## EXERCISE OBJECTIVE
Turn every line of the material below into a numbered list, skipping any blank lines and leaving the pictures out.

[Recorded data]

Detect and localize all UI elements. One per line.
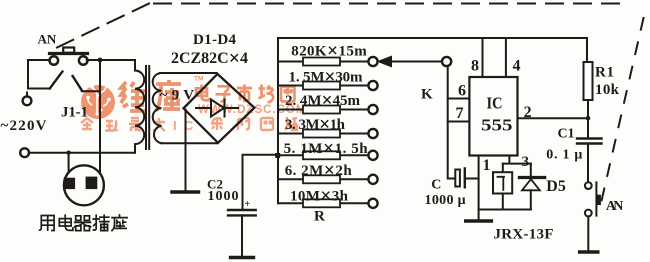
transformer secondary winding: [153, 73, 162, 143]
resistor R row7 10M: [278, 202, 368, 204]
pin 6 wire: [448, 98, 470, 100]
svg-text:C: C: [431, 177, 441, 192]
svg-text:J1-1: J1-1: [61, 105, 88, 121]
ground (C2): [231, 256, 254, 259]
svg-text:6. 2M×2h: 6. 2M×2h: [285, 161, 353, 182]
svg-text:K: K: [421, 87, 433, 103]
pushbutton AN actuator bar: [50, 52, 88, 55]
svg-text:10k: 10k: [595, 82, 620, 98]
wire: AN right contact to transformer primary top: [87, 60, 135, 71]
wire: neutral to transformer primary bottom: [29, 152, 135, 154]
svg-text:5. 1M×1. 5h: 5. 1M×1. 5h: [284, 139, 369, 160]
svg-text:AN: AN: [38, 32, 57, 47]
svg-text:C1: C1: [558, 127, 575, 142]
wire: live node down to socket: [99, 60, 101, 177]
wire: K pole down to pins 6/7 and C: [448, 66, 455, 178]
wire: neutral tap down to socket: [68, 153, 70, 178]
dashed cut line (top): [154, 3, 620, 5]
terminal: ~220V live input: [23, 96, 32, 105]
svg-text:+: +: [245, 199, 251, 210]
wire: secondary top to bridge top: [160, 72, 217, 74]
diode D5: [530, 164, 532, 177]
capacitor C2: [228, 210, 256, 215]
svg-text:R1: R1: [595, 65, 614, 81]
resistor R row6 6.2M: [278, 178, 368, 180]
svg-text:8: 8: [471, 58, 479, 75]
svg-text:R: R: [314, 209, 325, 225]
label 用电器插座: [40, 215, 128, 231]
wire: secondary bottom to bridge bottom (AC): [162, 142, 218, 144]
wire: AN2 to ground: [587, 217, 589, 251]
terminal: ~220V neutral input: [20, 148, 29, 157]
pin 1 wire: [478, 156, 480, 220]
pushbutton AN (trigger): [585, 182, 592, 189]
bridge rectifier D1-D4: [184, 74, 255, 143]
resistor R row3 2.4M: [278, 109, 368, 111]
capacitor C1: [577, 139, 602, 144]
relay coil J (JRX-13F): [502, 164, 504, 173]
svg-text:555: 555: [481, 116, 513, 135]
wire: relay/D5 bottom rail to pin1: [479, 209, 531, 211]
svg-text:1000 μ: 1000 μ: [425, 193, 466, 208]
resistor R row5 5.1M: [278, 154, 368, 156]
resistor bank left bus: [277, 38, 279, 203]
relay contact J1-1 blade: [73, 76, 82, 90]
junction: pin2 node: [586, 116, 591, 121]
capacitor C 1000u: [455, 170, 460, 187]
svg-text:D1-D4: D1-D4: [193, 32, 237, 48]
svg-text:JRX-13F: JRX-13F: [494, 227, 554, 243]
pin 4 wire: [505, 38, 507, 77]
wire: J1-1 blade to live node: [82, 90, 100, 92]
wire: C2 to ground: [241, 215, 243, 256]
pin 8 wire: [482, 38, 484, 77]
+V top rail: [278, 37, 587, 39]
dashed cut line (right diagonal): [601, 18, 644, 203]
ground (AN2): [580, 250, 598, 253]
resistor R row1 820K: [278, 61, 368, 63]
wire: R1 to C1: [587, 100, 589, 139]
svg-text:1. 5M×30m: 1. 5M×30m: [289, 67, 364, 88]
ground (bridge negative): [172, 190, 199, 193]
svg-text:3. 3M×1h: 3. 3M×1h: [285, 114, 346, 135]
resistor R row2 1.5M: [278, 85, 368, 87]
svg-text:3: 3: [522, 154, 530, 170]
appliance socket (用电器插座): [64, 165, 104, 205]
ground (pin 1): [466, 219, 492, 222]
svg-text:AN: AN: [606, 199, 624, 214]
junction: neutral tap: [66, 151, 70, 155]
svg-text:1000: 1000: [208, 189, 239, 204]
svg-text:D5: D5: [546, 178, 566, 195]
wire: C1 to AN2: [587, 144, 589, 182]
svg-text:TM: TM: [194, 76, 203, 83]
svg-text:7: 7: [456, 105, 464, 122]
selector K arrow: [390, 61, 442, 63]
svg-text:2CZ82C×4: 2CZ82C×4: [171, 48, 248, 70]
svg-text:2: 2: [524, 104, 532, 121]
pin 7 wire: [448, 121, 470, 123]
dashed cut line (top-left diagonal): [57, 3, 150, 48]
svg-text:820K×15m: 820K×15m: [291, 41, 367, 62]
svg-text:10M×3h: 10M×3h: [290, 186, 349, 207]
resistor R1: [586, 38, 588, 62]
transformer T primary winding: [135, 71, 144, 153]
wire: +V feed to resistor bank: [243, 155, 277, 209]
transformer core: [146, 66, 149, 149]
wire: bridge minus to ground: [185, 110, 187, 191]
svg-text:IC: IC: [487, 94, 503, 113]
svg-text:1: 1: [483, 157, 491, 174]
pushbutton AN right contact: [79, 56, 88, 65]
svg-text:4: 4: [513, 58, 521, 75]
junction: +V at bank: [275, 153, 280, 158]
junction: live node: [98, 58, 103, 63]
pin 3 wire: [503, 156, 531, 164]
svg-text:2. 4M×45m: 2. 4M×45m: [285, 90, 361, 111]
wire: left contact to left rail: [28, 60, 50, 89]
selector K pole: [442, 57, 451, 66]
pin 2 wire: [518, 117, 589, 119]
svg-text:0. 1 μ: 0. 1 μ: [546, 148, 582, 163]
resistor R row4 3.3M: [278, 133, 368, 135]
switch blade AN left pole: [50, 72, 63, 89]
pushbutton AN left contact: [50, 56, 59, 65]
svg-text:~220V: ~220V: [1, 118, 47, 134]
svg-text:I: I: [173, 118, 177, 133]
op IC 555: [469, 77, 517, 156]
svg-text:6: 6: [458, 83, 466, 100]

## ANSWER
1. Detect and localize all UI elements. One per line.
2. transformer secondary winding: [153, 73, 162, 143]
3. resistor R row7 10M: [278, 202, 368, 204]
4. pin 6 wire: [448, 98, 470, 100]
5. svg-text:C: C: [431, 177, 441, 192]
6. svg-text:J1-1: J1-1: [61, 105, 88, 121]
7. ground (C2): [231, 256, 254, 259]
8. svg-text:6. 2M×2h: 6. 2M×2h: [285, 161, 353, 182]
9. svg-text:K: K: [421, 87, 433, 103]
10. pushbutton AN actuator bar: [50, 52, 88, 55]
11. svg-text:10k: 10k: [595, 82, 620, 98]
12. wire: AN right contact to transformer primary top: [87, 60, 135, 71]
13. wire: neutral to transformer primary bottom: [29, 152, 135, 154]
14. svg-text:5. 1M×1. 5h: 5. 1M×1. 5h: [284, 139, 369, 160]
15. svg-text:AN: AN: [38, 32, 57, 47]
16. svg-text:C1: C1: [558, 127, 575, 142]
17. wire: live node down to socket: [99, 60, 101, 177]
18. wire: K pole down to pins 6/7 and C: [448, 66, 455, 178]
19. wire: neutral tap down to socket: [68, 153, 70, 178]
20. dashed cut line (top): [154, 3, 620, 5]
21. terminal: ~220V live input: [23, 96, 32, 105]
22. svg-text:+: +: [245, 199, 251, 210]
23. wire: secondary top to bridge top: [160, 72, 217, 74]
24. diode D5: [530, 164, 532, 177]
25. capacitor C2: [228, 210, 256, 215]
26. svg-text:R1: R1: [595, 65, 614, 81]
27. resistor R row6 6.2M: [278, 178, 368, 180]
28. svg-text:8: 8: [471, 58, 479, 75]
29. svg-text:R: R: [314, 209, 325, 225]
30. label 用电器插座: [40, 215, 128, 231]
31. wire: secondary bottom to bridge bottom (AC): [162, 142, 218, 144]
32. wire: AN2 to ground: [587, 217, 589, 251]
33. terminal: ~220V neutral input: [20, 148, 29, 157]
34. pin 1 wire: [478, 156, 480, 220]
35. pushbutton AN (trigger): [585, 182, 592, 189]
36. bridge rectifier D1-D4: [184, 74, 255, 143]
37. resistor R row3 2.4M: [278, 109, 368, 111]
38. capacitor C1: [577, 139, 602, 144]
39. relay coil J (JRX-13F): [502, 164, 504, 173]
40. svg-text:555: 555: [481, 116, 513, 135]
41. wire: relay/D5 bottom rail to pin1: [479, 209, 531, 211]
42. svg-text:1000 μ: 1000 μ: [425, 193, 466, 208]
43. resistor R row5 5.1M: [278, 154, 368, 156]
44. resistor bank left bus: [277, 38, 279, 203]
45. relay contact J1-1 blade: [73, 76, 82, 90]
46. junction: pin2 node: [586, 116, 591, 121]
47. capacitor C 1000u: [455, 170, 460, 187]
48. svg-text:D1-D4: D1-D4: [193, 32, 237, 48]
49. svg-text:JRX-13F: JRX-13F: [494, 227, 554, 243]
50. pin 4 wire: [505, 38, 507, 77]
51. wire: J1-1 blade to live node: [82, 90, 100, 92]
52. wire: C2 to ground: [241, 215, 243, 256]
53. pin 8 wire: [482, 38, 484, 77]
54. +V top rail: [278, 37, 587, 39]
55. dashed cut line (right diagonal): [601, 18, 644, 203]
56. ground (AN2): [580, 250, 598, 253]
57. resistor R row1 820K: [278, 61, 368, 63]
58. wire: R1 to C1: [587, 100, 589, 139]
59. svg-text:1. 5M×30m: 1. 5M×30m: [289, 67, 364, 88]
60. ground (bridge negative): [172, 190, 199, 193]
61. svg-text:3. 3M×1h: 3. 3M×1h: [285, 114, 346, 135]
62. resistor R row2 1.5M: [278, 85, 368, 87]
63. svg-text:3: 3: [522, 154, 530, 170]
64. appliance socket (用电器插座): [64, 165, 104, 205]
65. ground (pin 1): [466, 219, 492, 222]
66. svg-text:AN: AN: [606, 199, 624, 214]
67. junction: neutral tap: [66, 151, 70, 155]
68. svg-text:1000: 1000: [208, 189, 239, 204]
69. svg-text:D5: D5: [546, 178, 566, 195]
70. wire: C1 to AN2: [587, 144, 589, 182]
71. svg-text:TM: TM: [194, 76, 203, 83]
72. svg-text:7: 7: [456, 105, 464, 122]
73. selector K arrow: [390, 61, 442, 63]
74. svg-text:2CZ82C×4: 2CZ82C×4: [171, 48, 248, 70]
75. svg-text:2: 2: [524, 104, 532, 121]
76. pin 7 wire: [448, 121, 470, 123]
77. dashed cut line (top-left diagonal): [57, 3, 150, 48]
78. svg-text:820K×15m: 820K×15m: [291, 41, 367, 62]
79. svg-text:10M×3h: 10M×3h: [290, 186, 349, 207]
80. resistor R1: [586, 38, 588, 62]
81. transformer T primary winding: [135, 71, 144, 153]
82. wire: +V feed to resistor bank: [243, 155, 277, 209]
83. transformer core: [146, 66, 149, 149]
84. wire: bridge minus to ground: [185, 110, 187, 191]
85. svg-text:IC: IC: [487, 94, 503, 113]
86. svg-text:1: 1: [483, 157, 491, 174]
87. pushbutton AN right contact: [79, 56, 88, 65]
88. svg-text:4: 4: [513, 58, 521, 75]
89. junction: +V at bank: [275, 153, 280, 158]
90. junction: live node: [98, 58, 103, 63]
91. pin 3 wire: [503, 156, 531, 164]
92. svg-text:2. 4M×45m: 2. 4M×45m: [285, 90, 361, 111]
93. wire: left contact to left rail: [28, 60, 50, 89]
94. selector K pole: [442, 57, 451, 66]
95. pin 2 wire: [518, 117, 589, 119]
96. svg-text:0. 1 μ: 0. 1 μ: [546, 148, 582, 163]
97. resistor R row4 3.3M: [278, 133, 368, 135]
98. switch blade AN left pole: [50, 72, 63, 89]
99. pushbutton AN left contact: [50, 56, 59, 65]
100. svg-text:~220V: ~220V: [1, 118, 47, 134]
101. svg-text:I: I: [173, 118, 177, 133]
102. op IC 555: [469, 77, 517, 156]
103. svg-text:6: 6: [458, 83, 466, 100]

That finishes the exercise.